* [WHAT YOU WILL DO] Look over the lines below. Report each one that includes the string "title".

* [DATA SUPPLIED]
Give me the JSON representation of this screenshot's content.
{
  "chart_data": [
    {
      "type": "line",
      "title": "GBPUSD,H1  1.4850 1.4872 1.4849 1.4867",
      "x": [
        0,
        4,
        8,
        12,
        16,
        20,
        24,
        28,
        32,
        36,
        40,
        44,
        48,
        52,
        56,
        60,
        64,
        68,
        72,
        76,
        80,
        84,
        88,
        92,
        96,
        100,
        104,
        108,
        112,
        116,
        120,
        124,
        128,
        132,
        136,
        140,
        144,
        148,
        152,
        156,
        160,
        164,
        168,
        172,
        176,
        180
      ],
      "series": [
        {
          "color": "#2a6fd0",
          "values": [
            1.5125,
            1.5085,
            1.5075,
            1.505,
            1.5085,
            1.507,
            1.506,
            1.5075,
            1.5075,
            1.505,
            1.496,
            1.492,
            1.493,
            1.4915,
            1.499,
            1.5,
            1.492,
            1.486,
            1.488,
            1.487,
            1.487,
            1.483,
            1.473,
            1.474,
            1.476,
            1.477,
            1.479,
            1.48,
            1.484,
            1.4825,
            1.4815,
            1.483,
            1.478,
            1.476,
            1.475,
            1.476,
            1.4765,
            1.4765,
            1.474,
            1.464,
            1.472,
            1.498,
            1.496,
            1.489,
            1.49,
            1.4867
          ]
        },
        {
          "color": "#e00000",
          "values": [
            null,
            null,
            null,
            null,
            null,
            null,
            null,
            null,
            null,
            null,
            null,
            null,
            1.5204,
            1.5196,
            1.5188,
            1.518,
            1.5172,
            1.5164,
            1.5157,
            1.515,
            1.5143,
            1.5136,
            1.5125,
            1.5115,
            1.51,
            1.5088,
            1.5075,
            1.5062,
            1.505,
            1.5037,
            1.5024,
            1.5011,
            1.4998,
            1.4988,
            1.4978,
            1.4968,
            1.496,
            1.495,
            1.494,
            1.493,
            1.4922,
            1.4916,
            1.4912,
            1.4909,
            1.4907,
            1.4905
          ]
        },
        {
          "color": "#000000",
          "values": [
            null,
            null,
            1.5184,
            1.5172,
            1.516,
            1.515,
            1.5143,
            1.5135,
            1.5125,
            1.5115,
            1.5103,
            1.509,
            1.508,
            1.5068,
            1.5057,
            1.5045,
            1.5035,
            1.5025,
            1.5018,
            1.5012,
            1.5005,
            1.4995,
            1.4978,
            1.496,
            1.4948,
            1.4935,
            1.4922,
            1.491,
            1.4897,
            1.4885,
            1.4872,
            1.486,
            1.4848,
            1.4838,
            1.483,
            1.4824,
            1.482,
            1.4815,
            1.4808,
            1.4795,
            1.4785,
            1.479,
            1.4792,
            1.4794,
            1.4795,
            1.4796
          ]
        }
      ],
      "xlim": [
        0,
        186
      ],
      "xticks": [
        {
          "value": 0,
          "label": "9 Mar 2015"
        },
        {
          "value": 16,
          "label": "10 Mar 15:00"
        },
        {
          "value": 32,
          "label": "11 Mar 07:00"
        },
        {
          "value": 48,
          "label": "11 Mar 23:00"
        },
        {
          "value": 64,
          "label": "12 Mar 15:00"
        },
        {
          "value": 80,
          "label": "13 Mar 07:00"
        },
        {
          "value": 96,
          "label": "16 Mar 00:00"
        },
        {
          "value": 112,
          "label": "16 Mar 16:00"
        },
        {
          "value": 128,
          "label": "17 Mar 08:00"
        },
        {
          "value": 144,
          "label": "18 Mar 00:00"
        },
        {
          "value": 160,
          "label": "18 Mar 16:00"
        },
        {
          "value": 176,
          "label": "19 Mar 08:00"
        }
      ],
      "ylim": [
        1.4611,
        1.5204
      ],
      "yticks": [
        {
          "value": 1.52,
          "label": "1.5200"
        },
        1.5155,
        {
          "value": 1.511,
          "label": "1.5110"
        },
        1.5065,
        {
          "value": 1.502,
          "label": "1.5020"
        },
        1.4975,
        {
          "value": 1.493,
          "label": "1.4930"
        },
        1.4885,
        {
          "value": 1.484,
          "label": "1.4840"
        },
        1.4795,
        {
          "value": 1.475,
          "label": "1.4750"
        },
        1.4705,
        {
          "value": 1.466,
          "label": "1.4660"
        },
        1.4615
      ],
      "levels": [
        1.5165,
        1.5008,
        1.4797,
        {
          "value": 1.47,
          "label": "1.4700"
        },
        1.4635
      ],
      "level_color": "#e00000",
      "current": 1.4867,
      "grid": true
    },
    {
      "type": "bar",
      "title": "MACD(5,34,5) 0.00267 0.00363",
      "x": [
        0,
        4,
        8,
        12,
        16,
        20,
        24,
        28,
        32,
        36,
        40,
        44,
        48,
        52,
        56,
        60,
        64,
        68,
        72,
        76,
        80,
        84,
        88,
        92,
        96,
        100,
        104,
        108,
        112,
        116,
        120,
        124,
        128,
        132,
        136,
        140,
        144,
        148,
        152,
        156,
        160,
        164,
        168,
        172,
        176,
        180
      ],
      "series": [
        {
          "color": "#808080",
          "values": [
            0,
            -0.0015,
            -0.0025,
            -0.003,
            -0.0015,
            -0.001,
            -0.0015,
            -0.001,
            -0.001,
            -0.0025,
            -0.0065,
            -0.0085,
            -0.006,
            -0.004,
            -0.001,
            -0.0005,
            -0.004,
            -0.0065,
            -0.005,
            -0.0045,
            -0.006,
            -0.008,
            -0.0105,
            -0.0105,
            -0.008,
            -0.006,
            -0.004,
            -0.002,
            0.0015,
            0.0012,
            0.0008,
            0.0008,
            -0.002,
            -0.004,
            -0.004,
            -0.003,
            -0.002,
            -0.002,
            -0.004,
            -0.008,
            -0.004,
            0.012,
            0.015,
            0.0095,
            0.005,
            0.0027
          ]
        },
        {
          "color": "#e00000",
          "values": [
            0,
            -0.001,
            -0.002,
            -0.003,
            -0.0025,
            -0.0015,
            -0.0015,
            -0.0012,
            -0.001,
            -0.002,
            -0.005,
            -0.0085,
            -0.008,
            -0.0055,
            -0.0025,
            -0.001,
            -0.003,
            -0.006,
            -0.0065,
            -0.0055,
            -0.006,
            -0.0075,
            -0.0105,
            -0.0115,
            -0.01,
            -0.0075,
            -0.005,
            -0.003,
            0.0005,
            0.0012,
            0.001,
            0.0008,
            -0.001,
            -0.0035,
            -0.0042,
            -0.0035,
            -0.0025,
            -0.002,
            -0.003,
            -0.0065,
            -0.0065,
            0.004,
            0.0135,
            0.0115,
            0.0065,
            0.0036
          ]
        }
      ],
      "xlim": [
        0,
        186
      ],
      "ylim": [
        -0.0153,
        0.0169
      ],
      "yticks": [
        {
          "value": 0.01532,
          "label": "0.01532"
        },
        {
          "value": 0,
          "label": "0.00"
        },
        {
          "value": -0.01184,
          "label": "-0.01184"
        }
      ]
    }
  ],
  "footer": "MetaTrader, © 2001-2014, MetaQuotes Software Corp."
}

* [RESPONSE TO THE EXERCISE]
      "title": "GBPUSD,H1  1.4850 1.4872 1.4849 1.4867",
      "title": "MACD(5,34,5) 0.00267 0.00363",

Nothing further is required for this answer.